■ **Given problem**:
The complete listing should be restated exactly.

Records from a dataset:
---
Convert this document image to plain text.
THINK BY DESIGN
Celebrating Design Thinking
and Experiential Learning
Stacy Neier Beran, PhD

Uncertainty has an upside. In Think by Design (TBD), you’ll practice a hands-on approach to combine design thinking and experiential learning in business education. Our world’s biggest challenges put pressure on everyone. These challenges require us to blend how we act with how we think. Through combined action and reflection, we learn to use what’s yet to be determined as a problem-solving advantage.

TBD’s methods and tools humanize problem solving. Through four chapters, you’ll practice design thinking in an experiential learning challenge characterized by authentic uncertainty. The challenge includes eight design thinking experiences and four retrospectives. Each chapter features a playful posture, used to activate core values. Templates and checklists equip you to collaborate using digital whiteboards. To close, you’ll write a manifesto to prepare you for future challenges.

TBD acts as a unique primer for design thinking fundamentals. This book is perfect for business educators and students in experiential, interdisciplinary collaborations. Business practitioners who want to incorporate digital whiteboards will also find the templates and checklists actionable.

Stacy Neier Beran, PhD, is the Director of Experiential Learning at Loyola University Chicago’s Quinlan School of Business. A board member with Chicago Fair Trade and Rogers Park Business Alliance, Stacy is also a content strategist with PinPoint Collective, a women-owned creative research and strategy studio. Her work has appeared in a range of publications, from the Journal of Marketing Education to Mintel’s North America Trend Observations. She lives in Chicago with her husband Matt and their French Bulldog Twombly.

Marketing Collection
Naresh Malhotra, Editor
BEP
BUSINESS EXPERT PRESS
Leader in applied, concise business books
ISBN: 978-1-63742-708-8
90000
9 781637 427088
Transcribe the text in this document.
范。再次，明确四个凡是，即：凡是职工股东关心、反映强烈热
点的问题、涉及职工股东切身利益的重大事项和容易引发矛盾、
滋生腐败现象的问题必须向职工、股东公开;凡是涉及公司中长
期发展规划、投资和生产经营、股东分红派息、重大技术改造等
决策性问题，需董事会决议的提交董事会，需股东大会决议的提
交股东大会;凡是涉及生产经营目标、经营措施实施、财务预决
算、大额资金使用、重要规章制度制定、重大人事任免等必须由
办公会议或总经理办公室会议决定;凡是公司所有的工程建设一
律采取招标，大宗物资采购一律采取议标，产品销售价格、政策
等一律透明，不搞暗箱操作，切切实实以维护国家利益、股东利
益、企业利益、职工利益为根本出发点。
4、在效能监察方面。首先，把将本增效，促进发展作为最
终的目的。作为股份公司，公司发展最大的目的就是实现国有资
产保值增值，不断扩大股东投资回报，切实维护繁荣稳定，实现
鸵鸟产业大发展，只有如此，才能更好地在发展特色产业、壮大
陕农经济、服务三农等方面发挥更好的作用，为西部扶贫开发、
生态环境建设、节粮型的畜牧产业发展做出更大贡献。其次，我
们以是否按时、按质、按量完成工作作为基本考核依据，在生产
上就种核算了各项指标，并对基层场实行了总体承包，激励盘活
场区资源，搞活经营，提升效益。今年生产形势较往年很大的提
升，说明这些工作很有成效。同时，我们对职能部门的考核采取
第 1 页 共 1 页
---
■ **Result of the exercise**:
Convert this document image to plain text.
THINK BY DESIGN
Celebrating Design Thinking
and Experiential Learning
Stacy Neier Beran, PhD

Uncertainty has an upside. In Think by Design (TBD), you’ll practice a hands-on approach to combine design thinking and experiential learning in business education. Our world’s biggest challenges put pressure on everyone. These challenges require us to blend how we act with how we think. Through combined action and reflection, we learn to use what’s yet to be determined as a problem-solving advantage.

TBD’s methods and tools humanize problem solving. Through four chapters, you’ll practice design thinking in an experiential learning challenge characterized by authentic uncertainty. The challenge includes eight design thinking experiences and four retrospectives. Each chapter features a playful posture, used to activate core values. Templates and checklists equip you to collaborate using digital whiteboards. To close, you’ll write a manifesto to prepare you for future challenges.

TBD acts as a unique primer for design thinking fundamentals. This book is perfect for business educators and students in experiential, interdisciplinary collaborations. Business practitioners who want to incorporate digital whiteboards will also find the templates and checklists actionable.

Stacy Neier Beran, PhD, is the Director of Experiential Learning at Loyola University Chicago’s Quinlan School of Business. A board member with Chicago Fair Trade and Rogers Park Business Alliance, Stacy is also a content strategist with PinPoint Collective, a women-owned creative research and strategy studio. Her work has appeared in a range of publications, from the Journal of Marketing Education to Mintel’s North America Trend Observations. She lives in Chicago with her husband Matt and their French Bulldog Twombly.

Marketing Collection
Naresh Malhotra, Editor
BEP
BUSINESS EXPERT PRESS
Leader in applied, concise business books
ISBN: 978-1-63742-708-8
90000
9 781637 427088
Transcribe the text in this document.
范。再次，明确四个凡是，即：凡是职工股东关心、反映强烈热
点的问题、涉及职工股东切身利益的重大事项和容易引发矛盾、
滋生腐败现象的问题必须向职工、股东公开;凡是涉及公司中长
期发展规划、投资和生产经营、股东分红派息、重大技术改造等
决策性问题，需董事会决议的提交董事会，需股东大会决议的提
交股东大会;凡是涉及生产经营目标、经营措施实施、财务预决
算、大额资金使用、重要规章制度制定、重大人事任免等必须由
办公会议或总经理办公室会议决定;凡是公司所有的工程建设一
律采取招标，大宗物资采购一律采取议标，产品销售价格、政策
等一律透明，不搞暗箱操作，切切实实以维护国家利益、股东利
益、企业利益、职工利益为根本出发点。
4、在效能监察方面。首先，把将本增效，促进发展作为最
终的目的。作为股份公司，公司发展最大的目的就是实现国有资
产保值增值，不断扩大股东投资回报，切实维护繁荣稳定，实现
鸵鸟产业大发展，只有如此，才能更好地在发展特色产业、壮大
陕农经济、服务三农等方面发挥更好的作用，为西部扶贫开发、
生态环境建设、节粮型的畜牧产业发展做出更大贡献。其次，我
们以是否按时、按质、按量完成工作作为基本考核依据，在生产
上就种核算了各项指标，并对基层场实行了总体承包，激励盘活
场区资源，搞活经营，提升效益。今年生产形势较往年很大的提
升，说明这些工作很有成效。同时，我们对职能部门的考核采取
第 1 页 共 1 页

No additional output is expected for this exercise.